Written task - Lines before the one containing "Extract all readable text from this page." are left out; copy that line and every later line through the end of the data exactly.

-- BEGIN Items --

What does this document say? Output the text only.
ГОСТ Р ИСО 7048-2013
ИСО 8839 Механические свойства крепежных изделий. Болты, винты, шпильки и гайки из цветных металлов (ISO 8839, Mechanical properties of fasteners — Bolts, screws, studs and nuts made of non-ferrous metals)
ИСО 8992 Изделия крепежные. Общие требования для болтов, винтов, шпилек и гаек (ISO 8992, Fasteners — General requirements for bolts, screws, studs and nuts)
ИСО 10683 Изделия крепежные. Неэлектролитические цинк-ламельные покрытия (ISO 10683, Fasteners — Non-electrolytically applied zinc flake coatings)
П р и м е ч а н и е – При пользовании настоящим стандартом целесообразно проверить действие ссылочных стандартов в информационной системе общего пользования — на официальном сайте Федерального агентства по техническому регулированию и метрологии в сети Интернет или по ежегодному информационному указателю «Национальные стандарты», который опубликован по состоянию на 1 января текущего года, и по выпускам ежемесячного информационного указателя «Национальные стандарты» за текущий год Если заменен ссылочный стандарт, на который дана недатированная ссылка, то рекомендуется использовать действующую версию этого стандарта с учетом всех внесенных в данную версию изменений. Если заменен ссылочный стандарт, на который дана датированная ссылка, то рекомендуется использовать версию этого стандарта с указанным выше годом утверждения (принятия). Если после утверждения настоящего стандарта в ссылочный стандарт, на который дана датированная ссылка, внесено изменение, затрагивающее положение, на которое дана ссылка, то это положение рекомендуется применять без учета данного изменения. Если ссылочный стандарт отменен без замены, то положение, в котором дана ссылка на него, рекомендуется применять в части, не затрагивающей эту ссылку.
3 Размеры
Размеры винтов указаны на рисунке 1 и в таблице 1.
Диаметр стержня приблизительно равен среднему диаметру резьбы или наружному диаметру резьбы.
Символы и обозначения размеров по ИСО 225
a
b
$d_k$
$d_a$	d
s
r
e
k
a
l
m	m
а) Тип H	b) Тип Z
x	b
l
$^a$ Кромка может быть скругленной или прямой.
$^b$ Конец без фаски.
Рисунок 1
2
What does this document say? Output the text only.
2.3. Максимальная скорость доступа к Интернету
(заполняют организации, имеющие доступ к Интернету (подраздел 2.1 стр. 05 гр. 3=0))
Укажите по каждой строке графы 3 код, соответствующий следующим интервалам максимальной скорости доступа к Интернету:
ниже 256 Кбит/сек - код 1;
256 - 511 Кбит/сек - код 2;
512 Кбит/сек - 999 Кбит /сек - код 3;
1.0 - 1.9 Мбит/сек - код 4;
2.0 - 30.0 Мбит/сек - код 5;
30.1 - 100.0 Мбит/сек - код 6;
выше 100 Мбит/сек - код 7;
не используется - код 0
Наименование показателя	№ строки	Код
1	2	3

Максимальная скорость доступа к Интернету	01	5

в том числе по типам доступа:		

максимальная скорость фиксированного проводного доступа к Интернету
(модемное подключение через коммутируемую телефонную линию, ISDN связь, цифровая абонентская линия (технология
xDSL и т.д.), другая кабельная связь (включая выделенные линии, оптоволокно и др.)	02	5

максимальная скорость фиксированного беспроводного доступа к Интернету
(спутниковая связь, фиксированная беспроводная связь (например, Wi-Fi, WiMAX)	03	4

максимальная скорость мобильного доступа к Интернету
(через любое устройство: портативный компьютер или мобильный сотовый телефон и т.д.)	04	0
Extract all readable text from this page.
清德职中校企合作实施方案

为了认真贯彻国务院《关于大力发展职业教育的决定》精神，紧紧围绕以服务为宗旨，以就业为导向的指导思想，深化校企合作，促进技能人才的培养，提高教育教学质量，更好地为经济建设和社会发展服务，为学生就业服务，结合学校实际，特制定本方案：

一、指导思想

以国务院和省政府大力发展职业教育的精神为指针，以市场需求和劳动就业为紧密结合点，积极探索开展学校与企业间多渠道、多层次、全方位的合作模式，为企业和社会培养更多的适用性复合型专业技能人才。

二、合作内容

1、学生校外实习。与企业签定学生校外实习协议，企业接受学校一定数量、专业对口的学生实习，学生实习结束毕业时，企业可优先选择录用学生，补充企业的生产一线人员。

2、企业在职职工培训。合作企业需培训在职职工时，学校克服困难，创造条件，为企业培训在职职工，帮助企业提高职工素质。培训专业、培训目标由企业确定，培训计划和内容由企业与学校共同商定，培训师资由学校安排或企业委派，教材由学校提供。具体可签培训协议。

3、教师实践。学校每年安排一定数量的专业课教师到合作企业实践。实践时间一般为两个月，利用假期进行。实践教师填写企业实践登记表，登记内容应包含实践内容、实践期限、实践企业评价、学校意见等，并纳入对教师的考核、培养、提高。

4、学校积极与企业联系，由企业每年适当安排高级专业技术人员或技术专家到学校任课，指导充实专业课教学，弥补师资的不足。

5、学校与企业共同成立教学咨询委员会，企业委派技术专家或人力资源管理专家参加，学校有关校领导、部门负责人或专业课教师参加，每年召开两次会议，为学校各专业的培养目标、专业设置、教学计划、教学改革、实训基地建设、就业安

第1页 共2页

-- END Items --

Expected answer -
Extract all readable text from this page.
清德职中校企合作实施方案

为了认真贯彻国务院《关于大力发展职业教育的决定》精神，紧紧围绕以服务为宗旨，以就业为导向的指导思想，深化校企合作，促进技能人才的培养，提高教育教学质量，更好地为经济建设和社会发展服务，为学生就业服务，结合学校实际，特制定本方案：

一、指导思想

以国务院和省政府大力发展职业教育的精神为指针，以市场需求和劳动就业为紧密结合点，积极探索开展学校与企业间多渠道、多层次、全方位的合作模式，为企业和社会培养更多的适用性复合型专业技能人才。

二、合作内容

1、学生校外实习。与企业签定学生校外实习协议，企业接受学校一定数量、专业对口的学生实习，学生实习结束毕业时，企业可优先选择录用学生，补充企业的生产一线人员。

2、企业在职职工培训。合作企业需培训在职职工时，学校克服困难，创造条件，为企业培训在职职工，帮助企业提高职工素质。培训专业、培训目标由企业确定，培训计划和内容由企业与学校共同商定，培训师资由学校安排或企业委派，教材由学校提供。具体可签培训协议。

3、教师实践。学校每年安排一定数量的专业课教师到合作企业实践。实践时间一般为两个月，利用假期进行。实践教师填写企业实践登记表，登记内容应包含实践内容、实践期限、实践企业评价、学校意见等，并纳入对教师的考核、培养、提高。

4、学校积极与企业联系，由企业每年适当安排高级专业技术人员或技术专家到学校任课，指导充实专业课教学，弥补师资的不足。

5、学校与企业共同成立教学咨询委员会，企业委派技术专家或人力资源管理专家参加，学校有关校领导、部门负责人或专业课教师参加，每年召开两次会议，为学校各专业的培养目标、专业设置、教学计划、教学改革、实训基地建设、就业安

第1页 共2页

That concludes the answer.